__The problem__.
Exactly as they appear, output all of the entries.

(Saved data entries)
>>>

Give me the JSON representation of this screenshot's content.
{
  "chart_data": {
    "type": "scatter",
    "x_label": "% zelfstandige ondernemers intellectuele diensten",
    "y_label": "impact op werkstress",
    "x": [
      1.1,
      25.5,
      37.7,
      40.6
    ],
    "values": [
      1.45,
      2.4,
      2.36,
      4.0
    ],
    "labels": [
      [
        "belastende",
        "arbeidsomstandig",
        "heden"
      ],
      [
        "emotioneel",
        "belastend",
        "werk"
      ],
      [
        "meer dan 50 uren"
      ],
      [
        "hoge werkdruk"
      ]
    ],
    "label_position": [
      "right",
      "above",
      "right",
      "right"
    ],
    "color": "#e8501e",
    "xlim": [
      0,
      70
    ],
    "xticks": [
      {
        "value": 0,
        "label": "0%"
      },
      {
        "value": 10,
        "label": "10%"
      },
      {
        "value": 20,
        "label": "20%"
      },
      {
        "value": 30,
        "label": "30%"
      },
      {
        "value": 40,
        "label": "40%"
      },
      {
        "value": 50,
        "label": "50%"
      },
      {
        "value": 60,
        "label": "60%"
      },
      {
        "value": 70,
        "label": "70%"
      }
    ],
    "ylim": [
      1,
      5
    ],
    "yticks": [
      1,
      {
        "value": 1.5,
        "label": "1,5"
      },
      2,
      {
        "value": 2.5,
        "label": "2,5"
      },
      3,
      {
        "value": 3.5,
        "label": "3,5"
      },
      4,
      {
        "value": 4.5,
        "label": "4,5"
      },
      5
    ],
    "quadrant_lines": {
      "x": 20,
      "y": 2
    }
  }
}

<<<

__Finished task__.
Give me the JSON representation of this screenshot's content.
{
  "chart_data": {
    "type": "scatter",
    "x_label": "% zelfstandige ondernemers intellectuele diensten",
    "y_label": "impact op werkstress",
    "x": [
      1.1,
      25.5,
      37.7,
      40.6
    ],
    "values": [
      1.45,
      2.4,
      2.36,
      4.0
    ],
    "labels": [
      [
        "belastende",
        "arbeidsomstandig",
        "heden"
      ],
      [
        "emotioneel",
        "belastend",
        "werk"
      ],
      [
        "meer dan 50 uren"
      ],
      [
        "hoge werkdruk"
      ]
    ],
    "label_position": [
      "right",
      "above",
      "right",
      "right"
    ],
    "color": "#e8501e",
    "xlim": [
      0,
      70
    ],
    "xticks": [
      {
        "value": 0,
        "label": "0%"
      },
      {
        "value": 10,
        "label": "10%"
      },
      {
        "value": 20,
        "label": "20%"
      },
      {
        "value": 30,
        "label": "30%"
      },
      {
        "value": 40,
        "label": "40%"
      },
      {
        "value": 50,
        "label": "50%"
      },
      {
        "value": 60,
        "label": "60%"
      },
      {
        "value": 70,
        "label": "70%"
      }
    ],
    "ylim": [
      1,
      5
    ],
    "yticks": [
      1,
      {
        "value": 1.5,
        "label": "1,5"
      },
      2,
      {
        "value": 2.5,
        "label": "2,5"
      },
      3,
      {
        "value": 3.5,
        "label": "3,5"
      },
      4,
      {
        "value": 4.5,
        "label": "4,5"
      },
      5
    ],
    "quadrant_lines": {
      "x": 20,
      "y": 2
    }
  }
}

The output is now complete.